[Begin PROVIDED TEXT]
I'm not very good at waiting. I can't stand being on committees because I would much rather get things done than talk about doing them. I'm pretty impatient. When I decide what I want or where I'm being called, I want it now. I suppose this is exactly why God has called me to a life of waiting. We waited for 4 very long years before we got to hear the cries of a baby in our empty house. We wait months and years for court dates and adoption finalization's to finally breathe with relief that we can now protect our children. We wait for so many other things God has placed on our hearts that we know will happen but He isn't providing for right now.


When I left my full time job as a Human Resources Director to be a full-time mom and better care for our foster children, I was given the opportunity to take a job coordinating TEC retreats for our diocese. It was just a few hours a week, mostly from home but with some travel. It worked well for me at the time and it was a blessing to get to be a part of the good work. I have just discerned that it is time for me to leave the position. It's difficult to walk away from something that is so good, but as following God always does, the decision, although difficult, has brought me a lot of peace that I know I am right where I am supposed to be. With 5 children so little, a very little amount of sleep and it being very difficult to be gone for long periods of time, I wasn't doing the job well and I was also not giving my family the time they needed.
So even though I have considered myself a full-time stay-at-home mom in the past, now, leaving the job, I will finally be JUST a mom. No title behind my name, no other accomplishments to make me feel good, all that I am and all that I do will be defined by my role as wife and mother.
This is wonderful and also somewhat scary. It's really great work, it's the best work there is I think. And yet how many days do I just try to make it through to bed-time? And how many days have I wondered if I have completely lost myself? That I don't recognize who I am anymore and that this life of changing diapers and making meals and breaking up fights and folding load after load of laundry just doesn't always seem to be the best use of my talents. And wasn't life easier when I was a youth minister? I was really good at that job, I never yelled at those kids... Absolutely I would feel more important if there was a title behind my name, or if I felt I was contributing anything else to society, but He has called me here to wait for that.
But this wait is different.
This time, I am not merely waiting. This time I realize that the wait is probably the most important part of my life.
Earlier this week I read a reflection on the period between the ascension of Jesus and Pentecost, when the risen Jesus left the earth and told the disciples to wait for the coming of the spirit.  The author spoke about how the disciples must have been scared and even felt abandoned. They must have wanted to DO something, fill their time, even return to their former jobs, because for a long time, nothing was happening. Here are the lines I really loved:
"This is a period of blessed communal waiting in trust and obedience, a period that appears empty, a great holding of the breath, but also a period that in fact is the time of greatest divine activity within the disciples' souls, a period of radical internalization when nothing appears to be happening only because they are doing very little." Erasmo Leiva-Merikakis, The Way of the Disciple


Now, I don't mean to say that stay-at-home moms do very little. This is by far, the most exhausting job I've ever had. But we often feel we are accomplishing very little. This period of motherhood often feels like waiting, like our lives are on hold.  I was struck by this paragraph because it was so fitting for this time of motherhood. Trust and obedience. We've been asked to serve in this way, and it is often lonely, and sometimes feels empty, and in those moments there can be a temptation to run from that. To fill the empty with other things, to seek out something different when every day is the same. But as the disciples were asked to wait and they obediently did so because they trusted Jesus, we are asked to give the same trust. And if we do, this period that seems like nothing is happening, might actually be when our hearts are changed the most. I think about my last four years at home with my children, and I have not had the opportunities to worship the way I used to, I have not had the chance to be immersed in the community the way I used to, I have not had the chance to attend big seminars or long retreats, it has been the least amount of public ministry I have ever done, and yet I can see the way my heart has grown more than it ever has before.
[End PROVIDED TEXT]
[Begin DATA FOR THE TASK]
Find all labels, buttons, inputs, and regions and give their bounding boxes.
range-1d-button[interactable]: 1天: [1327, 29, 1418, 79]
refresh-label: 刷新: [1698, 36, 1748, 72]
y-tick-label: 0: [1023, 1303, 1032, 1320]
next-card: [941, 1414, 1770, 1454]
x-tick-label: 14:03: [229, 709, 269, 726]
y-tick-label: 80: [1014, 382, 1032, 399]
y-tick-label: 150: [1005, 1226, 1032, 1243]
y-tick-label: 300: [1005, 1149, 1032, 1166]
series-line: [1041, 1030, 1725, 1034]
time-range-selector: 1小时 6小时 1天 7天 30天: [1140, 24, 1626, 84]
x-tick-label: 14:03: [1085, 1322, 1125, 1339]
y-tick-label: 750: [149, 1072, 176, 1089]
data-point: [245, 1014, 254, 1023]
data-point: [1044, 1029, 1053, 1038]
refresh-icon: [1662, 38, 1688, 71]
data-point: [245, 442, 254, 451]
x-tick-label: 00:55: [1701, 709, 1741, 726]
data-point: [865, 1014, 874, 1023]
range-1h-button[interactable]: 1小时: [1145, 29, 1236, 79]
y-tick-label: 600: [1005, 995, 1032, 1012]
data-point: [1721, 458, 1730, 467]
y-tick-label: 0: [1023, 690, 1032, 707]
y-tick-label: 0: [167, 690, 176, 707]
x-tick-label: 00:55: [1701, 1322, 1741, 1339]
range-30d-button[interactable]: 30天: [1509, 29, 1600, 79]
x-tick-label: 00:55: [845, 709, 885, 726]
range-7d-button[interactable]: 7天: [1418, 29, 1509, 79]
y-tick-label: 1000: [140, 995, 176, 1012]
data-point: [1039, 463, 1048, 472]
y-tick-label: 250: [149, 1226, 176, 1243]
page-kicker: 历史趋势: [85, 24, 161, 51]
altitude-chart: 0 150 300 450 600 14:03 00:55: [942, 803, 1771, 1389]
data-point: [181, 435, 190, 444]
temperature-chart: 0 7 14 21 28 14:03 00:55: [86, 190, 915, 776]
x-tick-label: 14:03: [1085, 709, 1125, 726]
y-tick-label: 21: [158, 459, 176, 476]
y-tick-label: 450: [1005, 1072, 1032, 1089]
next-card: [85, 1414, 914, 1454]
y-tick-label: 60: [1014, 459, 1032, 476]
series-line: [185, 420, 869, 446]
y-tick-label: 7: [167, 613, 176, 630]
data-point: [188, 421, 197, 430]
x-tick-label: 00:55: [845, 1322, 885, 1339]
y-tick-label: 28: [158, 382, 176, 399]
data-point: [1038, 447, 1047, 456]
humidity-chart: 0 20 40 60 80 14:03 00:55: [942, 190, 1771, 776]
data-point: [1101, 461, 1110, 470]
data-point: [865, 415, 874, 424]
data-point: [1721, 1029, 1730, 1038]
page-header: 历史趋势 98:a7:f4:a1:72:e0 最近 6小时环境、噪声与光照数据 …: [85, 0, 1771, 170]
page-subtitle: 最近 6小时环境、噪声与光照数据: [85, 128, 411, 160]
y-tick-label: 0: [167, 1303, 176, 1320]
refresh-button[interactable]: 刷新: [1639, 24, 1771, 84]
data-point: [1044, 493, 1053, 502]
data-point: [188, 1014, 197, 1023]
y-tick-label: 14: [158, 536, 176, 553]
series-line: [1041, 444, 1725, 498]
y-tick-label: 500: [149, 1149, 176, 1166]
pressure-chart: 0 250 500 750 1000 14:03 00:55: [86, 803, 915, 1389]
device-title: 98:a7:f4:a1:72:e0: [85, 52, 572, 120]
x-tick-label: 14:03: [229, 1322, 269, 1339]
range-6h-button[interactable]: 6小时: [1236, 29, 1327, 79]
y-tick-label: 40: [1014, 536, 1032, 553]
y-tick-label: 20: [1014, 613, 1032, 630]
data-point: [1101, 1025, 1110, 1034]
[End DATA FOR THE TASK]
▶ _SET EXERCISE 1_
Quote the part of the essay on motherhood and waiting that opens with the words containing "So even though" and closes with "as wife and mother.".
▶ _SET EXERCISE 2_
Print the listing from its first line through the line containing "temperature-chart: 0 7", with both of those lines included.

▶ _WORKED SOLUTION 1_
So even though I have considered myself a full-time stay-at-home mom in the past, now, leaving the job, I will finally be JUST a mom. No title behind my name, no other accomplishments to make me feel good, all that I am and all that I do will be defined by my role as wife and mother.

▶ _WORKED SOLUTION 2_
Find all labels, buttons, inputs, and regions and give their bounding boxes.
range-1d-button[interactable]: 1天: [1327, 29, 1418, 79]
refresh-label: 刷新: [1698, 36, 1748, 72]
y-tick-label: 0: [1023, 1303, 1032, 1320]
next-card: [941, 1414, 1770, 1454]
x-tick-label: 14:03: [229, 709, 269, 726]
y-tick-label: 80: [1014, 382, 1032, 399]
y-tick-label: 150: [1005, 1226, 1032, 1243]
y-tick-label: 300: [1005, 1149, 1032, 1166]
series-line: [1041, 1030, 1725, 1034]
time-range-selector: 1小时 6小时 1天 7天 30天: [1140, 24, 1626, 84]
x-tick-label: 14:03: [1085, 1322, 1125, 1339]
y-tick-label: 750: [149, 1072, 176, 1089]
data-point: [245, 1014, 254, 1023]
data-point: [1044, 1029, 1053, 1038]
refresh-icon: [1662, 38, 1688, 71]
data-point: [245, 442, 254, 451]
x-tick-label: 00:55: [1701, 709, 1741, 726]
data-point: [865, 1014, 874, 1023]
range-1h-button[interactable]: 1小时: [1145, 29, 1236, 79]
y-tick-label: 600: [1005, 995, 1032, 1012]
data-point: [1721, 458, 1730, 467]
y-tick-label: 0: [1023, 690, 1032, 707]
y-tick-label: 0: [167, 690, 176, 707]
x-tick-label: 00:55: [1701, 1322, 1741, 1339]
range-30d-button[interactable]: 30天: [1509, 29, 1600, 79]
x-tick-label: 00:55: [845, 709, 885, 726]
range-7d-button[interactable]: 7天: [1418, 29, 1509, 79]
y-tick-label: 1000: [140, 995, 176, 1012]
data-point: [1039, 463, 1048, 472]
y-tick-label: 250: [149, 1226, 176, 1243]
page-kicker: 历史趋势: [85, 24, 161, 51]
altitude-chart: 0 150 300 450 600 14:03 00:55: [942, 803, 1771, 1389]
data-point: [181, 435, 190, 444]
temperature-chart: 0 7 14 21 28 14:03 00:55: [86, 190, 915, 776]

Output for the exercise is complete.